* Entries supplied
____

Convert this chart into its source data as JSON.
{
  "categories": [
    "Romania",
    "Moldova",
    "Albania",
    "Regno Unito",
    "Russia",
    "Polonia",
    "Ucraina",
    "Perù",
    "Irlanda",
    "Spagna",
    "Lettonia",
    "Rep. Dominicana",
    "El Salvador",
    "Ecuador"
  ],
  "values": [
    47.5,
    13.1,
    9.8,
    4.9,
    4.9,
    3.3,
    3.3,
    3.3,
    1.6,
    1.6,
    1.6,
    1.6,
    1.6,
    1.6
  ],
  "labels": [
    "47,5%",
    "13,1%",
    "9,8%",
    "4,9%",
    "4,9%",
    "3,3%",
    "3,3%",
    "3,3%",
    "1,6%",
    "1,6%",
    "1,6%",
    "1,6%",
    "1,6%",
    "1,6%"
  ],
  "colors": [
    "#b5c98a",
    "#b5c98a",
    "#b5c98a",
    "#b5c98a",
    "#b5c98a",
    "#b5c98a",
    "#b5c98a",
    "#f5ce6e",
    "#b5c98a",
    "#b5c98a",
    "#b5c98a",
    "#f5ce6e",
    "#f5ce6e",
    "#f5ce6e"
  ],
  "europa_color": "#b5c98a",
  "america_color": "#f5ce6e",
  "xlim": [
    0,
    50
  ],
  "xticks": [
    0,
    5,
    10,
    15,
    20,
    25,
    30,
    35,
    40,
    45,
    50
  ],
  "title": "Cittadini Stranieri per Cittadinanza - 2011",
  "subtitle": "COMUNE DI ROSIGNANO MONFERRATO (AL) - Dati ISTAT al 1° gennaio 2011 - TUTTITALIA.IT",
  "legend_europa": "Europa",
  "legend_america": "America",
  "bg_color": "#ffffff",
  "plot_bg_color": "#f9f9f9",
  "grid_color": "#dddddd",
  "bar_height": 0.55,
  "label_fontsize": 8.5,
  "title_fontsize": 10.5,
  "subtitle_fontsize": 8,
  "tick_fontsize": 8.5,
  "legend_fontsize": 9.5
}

____

* Given task
Return the whole listing exactly.

* Result
Convert this chart into its source data as JSON.
{
  "categories": [
    "Romania",
    "Moldova",
    "Albania",
    "Regno Unito",
    "Russia",
    "Polonia",
    "Ucraina",
    "Perù",
    "Irlanda",
    "Spagna",
    "Lettonia",
    "Rep. Dominicana",
    "El Salvador",
    "Ecuador"
  ],
  "values": [
    47.5,
    13.1,
    9.8,
    4.9,
    4.9,
    3.3,
    3.3,
    3.3,
    1.6,
    1.6,
    1.6,
    1.6,
    1.6,
    1.6
  ],
  "labels": [
    "47,5%",
    "13,1%",
    "9,8%",
    "4,9%",
    "4,9%",
    "3,3%",
    "3,3%",
    "3,3%",
    "1,6%",
    "1,6%",
    "1,6%",
    "1,6%",
    "1,6%",
    "1,6%"
  ],
  "colors": [
    "#b5c98a",
    "#b5c98a",
    "#b5c98a",
    "#b5c98a",
    "#b5c98a",
    "#b5c98a",
    "#b5c98a",
    "#f5ce6e",
    "#b5c98a",
    "#b5c98a",
    "#b5c98a",
    "#f5ce6e",
    "#f5ce6e",
    "#f5ce6e"
  ],
  "europa_color": "#b5c98a",
  "america_color": "#f5ce6e",
  "xlim": [
    0,
    50
  ],
  "xticks": [
    0,
    5,
    10,
    15,
    20,
    25,
    30,
    35,
    40,
    45,
    50
  ],
  "title": "Cittadini Stranieri per Cittadinanza - 2011",
  "subtitle": "COMUNE DI ROSIGNANO MONFERRATO (AL) - Dati ISTAT al 1° gennaio 2011 - TUTTITALIA.IT",
  "legend_europa": "Europa",
  "legend_america": "America",
  "bg_color": "#ffffff",
  "plot_bg_color": "#f9f9f9",
  "grid_color": "#dddddd",
  "bar_height": 0.55,
  "label_fontsize": 8.5,
  "title_fontsize": 10.5,
  "subtitle_fontsize": 8,
  "tick_fontsize": 8.5,
  "legend_fontsize": 9.5
}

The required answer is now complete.